(Extracted records)
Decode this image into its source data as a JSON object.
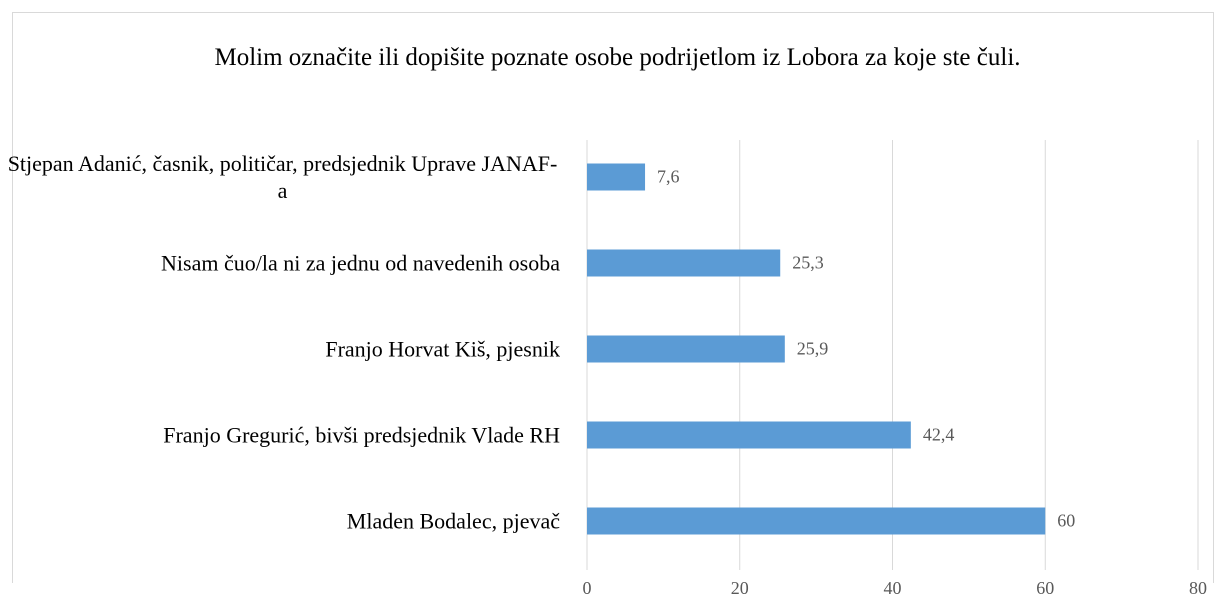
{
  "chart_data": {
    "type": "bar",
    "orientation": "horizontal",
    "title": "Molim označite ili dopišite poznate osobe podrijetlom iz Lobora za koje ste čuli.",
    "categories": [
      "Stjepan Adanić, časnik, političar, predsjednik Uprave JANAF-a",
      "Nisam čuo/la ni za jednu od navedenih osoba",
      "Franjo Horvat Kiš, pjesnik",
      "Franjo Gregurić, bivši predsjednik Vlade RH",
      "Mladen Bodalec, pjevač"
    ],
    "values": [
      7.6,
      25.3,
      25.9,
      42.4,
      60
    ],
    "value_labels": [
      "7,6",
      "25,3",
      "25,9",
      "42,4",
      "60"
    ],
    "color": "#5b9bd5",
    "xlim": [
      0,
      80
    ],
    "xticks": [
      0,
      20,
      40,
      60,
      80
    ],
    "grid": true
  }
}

Work required:
Count every line in the data that contains the word "predsjednik", then give that count and nothing else.

Output of the task:
2